Layout dataset entries

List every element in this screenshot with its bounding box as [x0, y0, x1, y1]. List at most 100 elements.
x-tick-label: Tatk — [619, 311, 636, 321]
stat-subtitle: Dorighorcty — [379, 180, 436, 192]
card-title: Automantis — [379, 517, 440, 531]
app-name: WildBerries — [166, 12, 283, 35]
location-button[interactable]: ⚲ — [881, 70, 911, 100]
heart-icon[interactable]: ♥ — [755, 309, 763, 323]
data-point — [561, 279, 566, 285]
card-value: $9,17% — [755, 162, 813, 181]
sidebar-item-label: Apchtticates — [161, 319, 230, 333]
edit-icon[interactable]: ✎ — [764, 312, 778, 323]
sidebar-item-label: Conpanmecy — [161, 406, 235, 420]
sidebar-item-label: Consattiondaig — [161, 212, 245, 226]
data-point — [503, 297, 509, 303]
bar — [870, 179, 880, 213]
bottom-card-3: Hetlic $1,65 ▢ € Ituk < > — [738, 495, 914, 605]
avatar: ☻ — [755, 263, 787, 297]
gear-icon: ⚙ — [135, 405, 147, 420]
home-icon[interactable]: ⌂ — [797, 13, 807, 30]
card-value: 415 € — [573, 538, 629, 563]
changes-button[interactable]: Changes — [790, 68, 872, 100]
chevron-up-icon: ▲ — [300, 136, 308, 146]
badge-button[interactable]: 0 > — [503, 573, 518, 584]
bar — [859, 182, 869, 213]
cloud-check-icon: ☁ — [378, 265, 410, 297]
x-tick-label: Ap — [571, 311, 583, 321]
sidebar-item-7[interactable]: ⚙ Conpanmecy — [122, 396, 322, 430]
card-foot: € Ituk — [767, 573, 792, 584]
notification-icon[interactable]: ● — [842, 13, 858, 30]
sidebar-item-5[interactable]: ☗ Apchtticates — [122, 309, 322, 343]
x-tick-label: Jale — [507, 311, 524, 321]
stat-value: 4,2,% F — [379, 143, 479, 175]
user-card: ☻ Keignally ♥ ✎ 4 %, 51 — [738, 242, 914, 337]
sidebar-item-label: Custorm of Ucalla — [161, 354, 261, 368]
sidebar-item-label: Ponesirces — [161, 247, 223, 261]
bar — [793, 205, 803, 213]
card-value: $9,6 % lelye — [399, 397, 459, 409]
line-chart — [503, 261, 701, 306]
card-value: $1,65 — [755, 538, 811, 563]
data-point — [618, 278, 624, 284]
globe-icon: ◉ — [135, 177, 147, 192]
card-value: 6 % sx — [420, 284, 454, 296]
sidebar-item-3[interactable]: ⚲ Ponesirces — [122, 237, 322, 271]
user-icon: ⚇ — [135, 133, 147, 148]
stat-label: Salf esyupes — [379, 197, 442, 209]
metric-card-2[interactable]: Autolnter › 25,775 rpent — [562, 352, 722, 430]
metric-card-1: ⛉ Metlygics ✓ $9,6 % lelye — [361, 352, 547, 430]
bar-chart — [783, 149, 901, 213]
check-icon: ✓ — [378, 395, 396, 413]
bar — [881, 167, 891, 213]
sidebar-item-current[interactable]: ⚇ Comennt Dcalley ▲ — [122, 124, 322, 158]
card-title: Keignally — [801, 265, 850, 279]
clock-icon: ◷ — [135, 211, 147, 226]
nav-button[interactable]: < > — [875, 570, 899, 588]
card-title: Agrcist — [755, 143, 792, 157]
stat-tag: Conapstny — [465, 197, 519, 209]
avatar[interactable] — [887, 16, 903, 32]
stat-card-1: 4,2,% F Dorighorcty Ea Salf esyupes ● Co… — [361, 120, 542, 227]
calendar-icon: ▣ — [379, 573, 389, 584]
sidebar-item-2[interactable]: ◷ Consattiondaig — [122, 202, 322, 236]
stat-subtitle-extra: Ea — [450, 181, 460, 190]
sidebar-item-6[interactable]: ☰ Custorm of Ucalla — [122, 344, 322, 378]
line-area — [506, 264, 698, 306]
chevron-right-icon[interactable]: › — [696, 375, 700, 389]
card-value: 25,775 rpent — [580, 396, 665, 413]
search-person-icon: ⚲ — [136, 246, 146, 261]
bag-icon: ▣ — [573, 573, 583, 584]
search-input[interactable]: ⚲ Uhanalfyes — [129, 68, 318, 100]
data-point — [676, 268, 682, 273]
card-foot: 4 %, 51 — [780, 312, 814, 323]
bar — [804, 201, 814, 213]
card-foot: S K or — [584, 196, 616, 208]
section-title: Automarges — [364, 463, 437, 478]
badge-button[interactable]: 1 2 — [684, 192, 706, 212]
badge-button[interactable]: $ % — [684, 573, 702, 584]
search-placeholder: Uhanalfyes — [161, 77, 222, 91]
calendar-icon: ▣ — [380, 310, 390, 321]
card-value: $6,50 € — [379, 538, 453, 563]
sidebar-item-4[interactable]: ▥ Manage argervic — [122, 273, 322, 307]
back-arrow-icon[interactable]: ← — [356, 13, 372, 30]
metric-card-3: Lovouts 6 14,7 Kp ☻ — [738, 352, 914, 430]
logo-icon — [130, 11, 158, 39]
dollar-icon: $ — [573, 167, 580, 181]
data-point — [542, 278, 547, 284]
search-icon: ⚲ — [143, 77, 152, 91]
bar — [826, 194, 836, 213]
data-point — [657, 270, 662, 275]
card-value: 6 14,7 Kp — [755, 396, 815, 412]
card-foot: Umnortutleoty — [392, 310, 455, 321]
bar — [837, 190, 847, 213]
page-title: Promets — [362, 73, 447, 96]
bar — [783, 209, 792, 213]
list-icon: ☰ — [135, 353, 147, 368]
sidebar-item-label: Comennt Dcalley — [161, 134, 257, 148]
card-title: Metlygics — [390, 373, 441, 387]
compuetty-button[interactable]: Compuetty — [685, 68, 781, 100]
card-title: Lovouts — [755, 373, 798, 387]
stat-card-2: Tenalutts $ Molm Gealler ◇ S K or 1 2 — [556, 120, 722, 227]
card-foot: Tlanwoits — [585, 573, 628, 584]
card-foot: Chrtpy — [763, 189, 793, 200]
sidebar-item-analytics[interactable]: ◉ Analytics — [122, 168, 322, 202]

--

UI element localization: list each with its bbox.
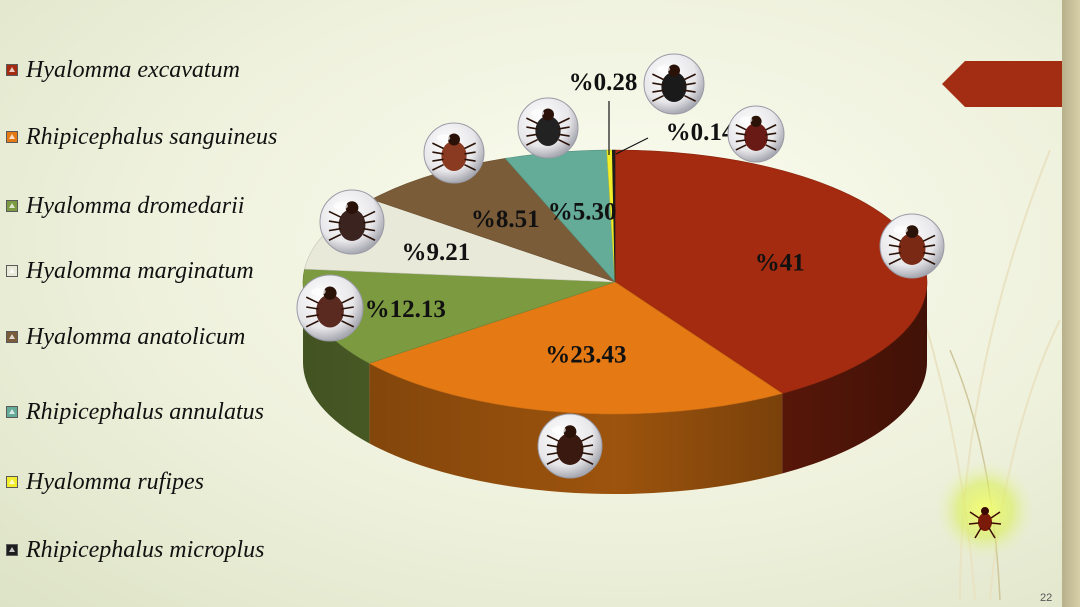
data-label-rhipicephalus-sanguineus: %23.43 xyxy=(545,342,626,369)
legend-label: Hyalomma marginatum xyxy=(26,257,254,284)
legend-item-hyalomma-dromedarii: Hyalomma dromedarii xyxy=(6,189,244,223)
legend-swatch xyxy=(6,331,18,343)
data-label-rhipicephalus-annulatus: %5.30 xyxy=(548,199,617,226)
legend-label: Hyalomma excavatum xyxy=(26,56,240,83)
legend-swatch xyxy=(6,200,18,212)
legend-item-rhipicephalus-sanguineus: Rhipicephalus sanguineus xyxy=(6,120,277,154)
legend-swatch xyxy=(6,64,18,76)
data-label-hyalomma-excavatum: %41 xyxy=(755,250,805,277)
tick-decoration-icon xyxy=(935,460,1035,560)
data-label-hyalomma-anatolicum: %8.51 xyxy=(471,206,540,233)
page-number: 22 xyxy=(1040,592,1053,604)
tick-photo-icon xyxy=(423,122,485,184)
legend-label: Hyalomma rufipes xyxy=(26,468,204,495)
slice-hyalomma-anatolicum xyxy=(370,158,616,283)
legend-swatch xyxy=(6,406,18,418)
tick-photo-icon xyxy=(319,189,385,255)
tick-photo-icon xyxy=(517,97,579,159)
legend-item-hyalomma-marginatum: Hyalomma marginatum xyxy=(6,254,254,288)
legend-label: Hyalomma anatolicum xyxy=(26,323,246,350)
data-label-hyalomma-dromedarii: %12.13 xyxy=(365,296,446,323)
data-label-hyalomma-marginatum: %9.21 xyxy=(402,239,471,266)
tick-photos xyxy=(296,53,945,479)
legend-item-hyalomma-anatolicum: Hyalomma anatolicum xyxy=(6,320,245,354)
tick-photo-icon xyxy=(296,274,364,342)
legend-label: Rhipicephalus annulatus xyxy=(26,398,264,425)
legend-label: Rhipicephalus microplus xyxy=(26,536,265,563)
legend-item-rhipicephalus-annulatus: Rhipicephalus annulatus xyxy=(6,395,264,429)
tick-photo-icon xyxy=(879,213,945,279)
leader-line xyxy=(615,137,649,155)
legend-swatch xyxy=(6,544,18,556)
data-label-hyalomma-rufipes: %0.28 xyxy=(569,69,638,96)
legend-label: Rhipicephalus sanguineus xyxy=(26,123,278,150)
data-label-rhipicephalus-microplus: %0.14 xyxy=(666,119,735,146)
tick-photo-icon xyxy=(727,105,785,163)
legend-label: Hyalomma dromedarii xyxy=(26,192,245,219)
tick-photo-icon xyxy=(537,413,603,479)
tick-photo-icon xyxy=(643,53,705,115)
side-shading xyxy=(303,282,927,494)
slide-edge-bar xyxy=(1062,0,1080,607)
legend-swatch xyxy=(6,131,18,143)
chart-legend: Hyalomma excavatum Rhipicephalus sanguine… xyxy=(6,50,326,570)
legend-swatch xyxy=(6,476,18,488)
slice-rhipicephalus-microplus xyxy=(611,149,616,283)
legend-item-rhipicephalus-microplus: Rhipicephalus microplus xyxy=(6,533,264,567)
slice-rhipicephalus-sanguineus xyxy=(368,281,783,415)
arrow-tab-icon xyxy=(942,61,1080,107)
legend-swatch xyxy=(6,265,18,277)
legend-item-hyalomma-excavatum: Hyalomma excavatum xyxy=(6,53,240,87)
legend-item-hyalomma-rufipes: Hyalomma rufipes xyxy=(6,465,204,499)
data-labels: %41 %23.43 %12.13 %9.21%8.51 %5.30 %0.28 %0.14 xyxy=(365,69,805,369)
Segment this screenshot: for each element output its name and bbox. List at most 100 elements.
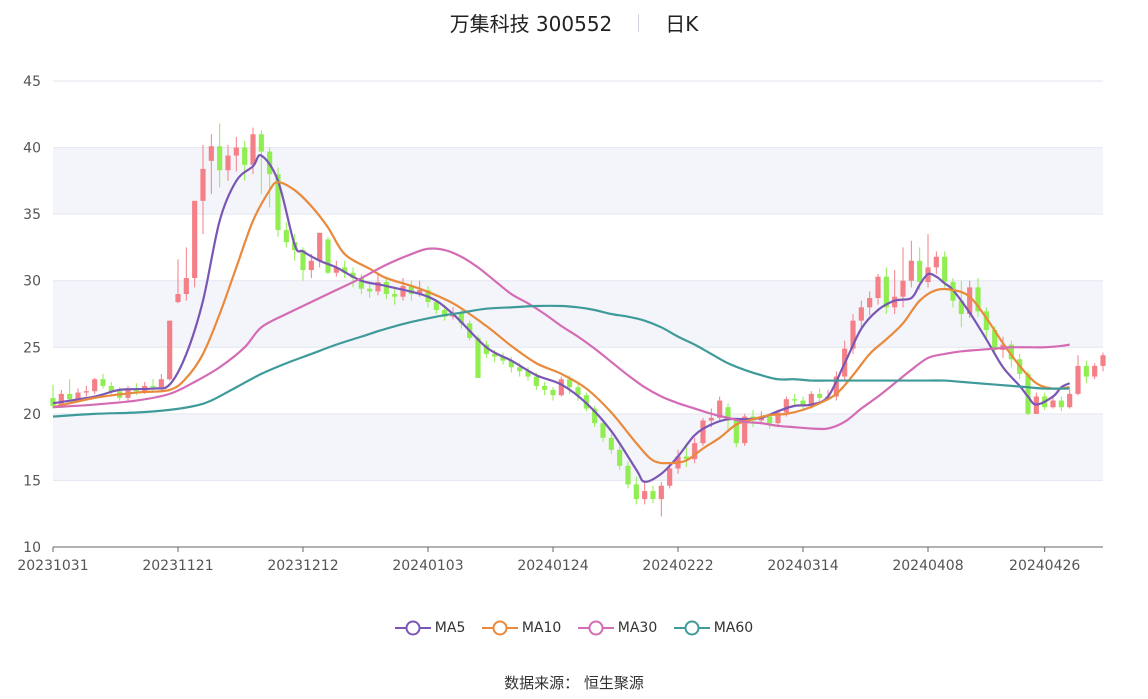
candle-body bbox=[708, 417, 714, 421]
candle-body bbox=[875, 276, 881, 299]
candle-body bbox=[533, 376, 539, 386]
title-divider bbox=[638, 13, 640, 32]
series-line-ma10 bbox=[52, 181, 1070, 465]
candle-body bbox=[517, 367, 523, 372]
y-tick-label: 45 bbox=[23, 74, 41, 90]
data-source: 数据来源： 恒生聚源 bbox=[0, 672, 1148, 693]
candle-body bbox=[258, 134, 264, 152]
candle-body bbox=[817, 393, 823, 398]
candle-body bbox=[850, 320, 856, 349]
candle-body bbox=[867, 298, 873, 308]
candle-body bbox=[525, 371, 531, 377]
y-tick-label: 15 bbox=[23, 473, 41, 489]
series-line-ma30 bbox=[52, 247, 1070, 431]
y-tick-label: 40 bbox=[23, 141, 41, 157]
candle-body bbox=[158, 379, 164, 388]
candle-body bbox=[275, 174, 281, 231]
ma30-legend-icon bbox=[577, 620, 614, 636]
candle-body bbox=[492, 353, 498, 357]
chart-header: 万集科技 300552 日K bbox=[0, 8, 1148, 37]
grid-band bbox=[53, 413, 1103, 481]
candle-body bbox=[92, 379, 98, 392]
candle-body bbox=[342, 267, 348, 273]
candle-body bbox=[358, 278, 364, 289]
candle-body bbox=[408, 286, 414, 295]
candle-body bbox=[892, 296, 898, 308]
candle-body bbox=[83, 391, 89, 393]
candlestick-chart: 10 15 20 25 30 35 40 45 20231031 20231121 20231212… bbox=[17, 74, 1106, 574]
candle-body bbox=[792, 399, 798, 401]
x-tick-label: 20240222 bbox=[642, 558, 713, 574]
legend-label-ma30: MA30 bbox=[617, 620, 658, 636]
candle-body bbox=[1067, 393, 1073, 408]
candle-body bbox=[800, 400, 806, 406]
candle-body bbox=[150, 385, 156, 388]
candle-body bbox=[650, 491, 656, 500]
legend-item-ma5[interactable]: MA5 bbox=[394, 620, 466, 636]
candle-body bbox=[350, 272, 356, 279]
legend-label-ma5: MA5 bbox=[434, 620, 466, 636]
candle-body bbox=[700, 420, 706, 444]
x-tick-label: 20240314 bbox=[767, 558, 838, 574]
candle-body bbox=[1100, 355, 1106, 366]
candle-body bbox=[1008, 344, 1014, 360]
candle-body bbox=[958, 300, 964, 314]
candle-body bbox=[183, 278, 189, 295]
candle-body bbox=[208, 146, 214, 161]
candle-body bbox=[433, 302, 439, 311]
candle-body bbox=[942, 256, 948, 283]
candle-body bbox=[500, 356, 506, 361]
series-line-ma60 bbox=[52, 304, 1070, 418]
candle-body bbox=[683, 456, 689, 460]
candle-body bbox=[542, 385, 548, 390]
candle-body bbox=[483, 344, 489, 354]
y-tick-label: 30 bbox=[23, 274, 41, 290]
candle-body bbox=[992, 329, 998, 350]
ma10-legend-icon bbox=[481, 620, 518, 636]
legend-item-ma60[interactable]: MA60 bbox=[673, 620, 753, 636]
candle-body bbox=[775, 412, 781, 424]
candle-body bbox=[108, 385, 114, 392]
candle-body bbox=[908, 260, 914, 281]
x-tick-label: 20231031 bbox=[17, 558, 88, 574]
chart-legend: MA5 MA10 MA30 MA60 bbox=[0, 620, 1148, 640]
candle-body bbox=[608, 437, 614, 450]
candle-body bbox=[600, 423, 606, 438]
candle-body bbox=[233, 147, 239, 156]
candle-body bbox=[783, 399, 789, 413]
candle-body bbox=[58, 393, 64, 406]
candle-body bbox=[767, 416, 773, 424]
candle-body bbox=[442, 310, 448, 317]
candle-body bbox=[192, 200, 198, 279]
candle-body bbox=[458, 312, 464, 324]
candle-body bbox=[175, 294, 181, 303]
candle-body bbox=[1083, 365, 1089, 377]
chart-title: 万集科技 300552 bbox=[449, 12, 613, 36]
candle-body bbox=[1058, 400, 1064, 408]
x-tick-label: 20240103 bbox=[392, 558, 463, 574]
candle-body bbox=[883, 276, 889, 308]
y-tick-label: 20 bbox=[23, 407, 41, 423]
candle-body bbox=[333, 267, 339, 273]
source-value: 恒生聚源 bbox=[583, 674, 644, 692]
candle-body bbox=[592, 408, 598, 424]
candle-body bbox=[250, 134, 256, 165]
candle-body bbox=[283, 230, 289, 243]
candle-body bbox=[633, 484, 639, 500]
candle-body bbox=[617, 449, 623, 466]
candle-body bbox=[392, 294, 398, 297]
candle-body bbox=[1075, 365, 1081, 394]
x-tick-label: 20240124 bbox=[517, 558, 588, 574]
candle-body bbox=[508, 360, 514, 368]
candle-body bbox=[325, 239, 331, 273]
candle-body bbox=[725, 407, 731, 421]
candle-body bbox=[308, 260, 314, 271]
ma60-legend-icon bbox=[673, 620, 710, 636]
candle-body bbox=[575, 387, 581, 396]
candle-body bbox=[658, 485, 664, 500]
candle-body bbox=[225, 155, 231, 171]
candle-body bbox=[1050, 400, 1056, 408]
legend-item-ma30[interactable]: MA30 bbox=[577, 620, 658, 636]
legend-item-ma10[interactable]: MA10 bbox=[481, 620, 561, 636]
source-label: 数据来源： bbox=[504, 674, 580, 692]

[TASK GOAL]: Render as a numbered list the records starting with the line that contains "List every element" and going on through the line that contains "sidebar-item-label: Conpanmecy —", skipping any blank lines.

[SOLUTION]:
1. List every element in this screenshot with its bounding box as [x0, y0, x1, y1]. List at most 100 elements.
2. x-tick-label: Tatk — [619, 311, 636, 321]
3. stat-subtitle: Dorighorcty — [379, 180, 436, 192]
4. card-title: Automantis — [379, 517, 440, 531]
5. app-name: WildBerries — [166, 12, 283, 35]
6. location-button[interactable]: ⚲ — [881, 70, 911, 100]
7. heart-icon[interactable]: ♥ — [755, 309, 763, 323]
8. data-point — [561, 279, 566, 285]
9. card-value: $9,17% — [755, 162, 813, 181]
10. sidebar-item-label: Apchtticates — [161, 319, 230, 333]
11. edit-icon[interactable]: ✎ — [764, 312, 778, 323]
12. sidebar-item-label: Conpanmecy — [161, 406, 235, 420]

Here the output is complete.